Collected data:
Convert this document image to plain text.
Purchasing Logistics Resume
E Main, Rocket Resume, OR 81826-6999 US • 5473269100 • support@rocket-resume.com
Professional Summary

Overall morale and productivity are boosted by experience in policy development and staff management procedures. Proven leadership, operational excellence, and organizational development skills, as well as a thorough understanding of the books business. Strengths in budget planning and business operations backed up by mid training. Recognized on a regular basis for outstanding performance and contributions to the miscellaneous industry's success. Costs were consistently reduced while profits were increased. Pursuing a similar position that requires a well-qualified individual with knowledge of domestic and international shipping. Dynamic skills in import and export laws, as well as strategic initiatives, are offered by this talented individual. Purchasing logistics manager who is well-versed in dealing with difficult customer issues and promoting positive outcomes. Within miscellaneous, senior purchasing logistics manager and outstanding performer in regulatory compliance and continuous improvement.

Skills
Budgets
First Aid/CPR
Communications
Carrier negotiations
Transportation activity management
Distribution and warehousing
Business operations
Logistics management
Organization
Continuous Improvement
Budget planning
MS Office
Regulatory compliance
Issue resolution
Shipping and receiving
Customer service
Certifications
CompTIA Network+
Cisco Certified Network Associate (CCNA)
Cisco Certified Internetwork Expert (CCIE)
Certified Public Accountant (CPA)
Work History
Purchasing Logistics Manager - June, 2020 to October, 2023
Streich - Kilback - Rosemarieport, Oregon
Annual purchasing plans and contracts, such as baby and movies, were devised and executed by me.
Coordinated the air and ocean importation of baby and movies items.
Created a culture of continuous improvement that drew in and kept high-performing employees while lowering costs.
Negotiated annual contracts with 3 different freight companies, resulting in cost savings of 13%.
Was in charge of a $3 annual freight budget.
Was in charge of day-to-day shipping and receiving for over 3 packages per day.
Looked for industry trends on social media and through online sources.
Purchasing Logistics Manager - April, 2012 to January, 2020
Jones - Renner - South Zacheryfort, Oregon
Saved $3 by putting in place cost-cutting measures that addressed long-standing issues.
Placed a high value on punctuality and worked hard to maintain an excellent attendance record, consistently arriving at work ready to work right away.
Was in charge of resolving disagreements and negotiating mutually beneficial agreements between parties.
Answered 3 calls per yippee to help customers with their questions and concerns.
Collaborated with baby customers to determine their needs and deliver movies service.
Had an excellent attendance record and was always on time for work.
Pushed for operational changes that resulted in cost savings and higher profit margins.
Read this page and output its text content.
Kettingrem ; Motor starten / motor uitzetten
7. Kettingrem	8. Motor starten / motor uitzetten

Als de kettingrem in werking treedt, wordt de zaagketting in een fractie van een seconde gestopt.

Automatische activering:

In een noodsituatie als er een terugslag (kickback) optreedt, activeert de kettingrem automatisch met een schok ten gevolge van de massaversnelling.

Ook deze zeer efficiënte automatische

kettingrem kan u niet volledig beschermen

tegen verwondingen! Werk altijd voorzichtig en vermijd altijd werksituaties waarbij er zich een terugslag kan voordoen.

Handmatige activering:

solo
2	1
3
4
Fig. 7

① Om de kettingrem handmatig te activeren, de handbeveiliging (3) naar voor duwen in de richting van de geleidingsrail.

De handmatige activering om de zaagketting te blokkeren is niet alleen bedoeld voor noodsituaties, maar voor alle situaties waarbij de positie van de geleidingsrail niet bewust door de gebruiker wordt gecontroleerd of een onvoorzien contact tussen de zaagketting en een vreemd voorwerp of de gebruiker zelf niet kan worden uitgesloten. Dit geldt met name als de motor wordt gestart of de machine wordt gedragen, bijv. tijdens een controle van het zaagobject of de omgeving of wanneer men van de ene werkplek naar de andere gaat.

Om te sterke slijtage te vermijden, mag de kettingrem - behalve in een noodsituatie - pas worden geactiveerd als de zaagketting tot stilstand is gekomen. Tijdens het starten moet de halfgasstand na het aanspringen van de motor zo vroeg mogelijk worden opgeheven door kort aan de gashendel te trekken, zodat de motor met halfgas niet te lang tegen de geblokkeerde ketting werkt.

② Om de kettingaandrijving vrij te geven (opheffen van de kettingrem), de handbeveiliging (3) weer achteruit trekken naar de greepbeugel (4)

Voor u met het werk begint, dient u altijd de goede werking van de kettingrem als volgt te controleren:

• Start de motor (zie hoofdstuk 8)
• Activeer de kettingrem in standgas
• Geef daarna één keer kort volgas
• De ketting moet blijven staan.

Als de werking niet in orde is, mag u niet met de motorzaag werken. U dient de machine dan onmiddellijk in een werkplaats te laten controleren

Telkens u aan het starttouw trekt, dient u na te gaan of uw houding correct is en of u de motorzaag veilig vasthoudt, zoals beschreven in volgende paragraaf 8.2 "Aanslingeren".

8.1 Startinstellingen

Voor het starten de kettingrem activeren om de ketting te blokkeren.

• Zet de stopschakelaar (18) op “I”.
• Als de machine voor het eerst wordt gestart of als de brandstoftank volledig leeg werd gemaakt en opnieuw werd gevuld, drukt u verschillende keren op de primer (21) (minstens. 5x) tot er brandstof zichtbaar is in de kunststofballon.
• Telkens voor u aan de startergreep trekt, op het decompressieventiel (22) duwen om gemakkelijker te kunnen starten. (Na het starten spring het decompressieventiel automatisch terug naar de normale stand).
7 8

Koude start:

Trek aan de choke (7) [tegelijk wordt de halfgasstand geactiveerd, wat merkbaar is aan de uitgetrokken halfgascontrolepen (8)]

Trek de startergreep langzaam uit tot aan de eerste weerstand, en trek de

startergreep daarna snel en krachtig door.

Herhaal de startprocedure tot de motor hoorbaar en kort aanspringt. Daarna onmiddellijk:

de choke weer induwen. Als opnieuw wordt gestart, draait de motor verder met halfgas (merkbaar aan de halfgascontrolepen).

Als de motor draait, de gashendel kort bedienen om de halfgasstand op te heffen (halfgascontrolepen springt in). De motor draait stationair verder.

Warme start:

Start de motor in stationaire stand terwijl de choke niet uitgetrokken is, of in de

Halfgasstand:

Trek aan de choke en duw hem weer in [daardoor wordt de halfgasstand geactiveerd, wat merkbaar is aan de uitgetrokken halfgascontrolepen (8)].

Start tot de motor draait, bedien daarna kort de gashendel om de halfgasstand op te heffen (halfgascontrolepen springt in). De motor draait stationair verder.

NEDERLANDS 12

### TASK OBJECTIVE
Note every line above where the string "movies" shows up, and copy those lines.

### SOLUTION
Annual purchasing plans and contracts, such as baby and movies, were devised and executed by me.
Coordinated the air and ocean importation of baby and movies items.
Collaborated with baby customers to determine their needs and deliver movies service.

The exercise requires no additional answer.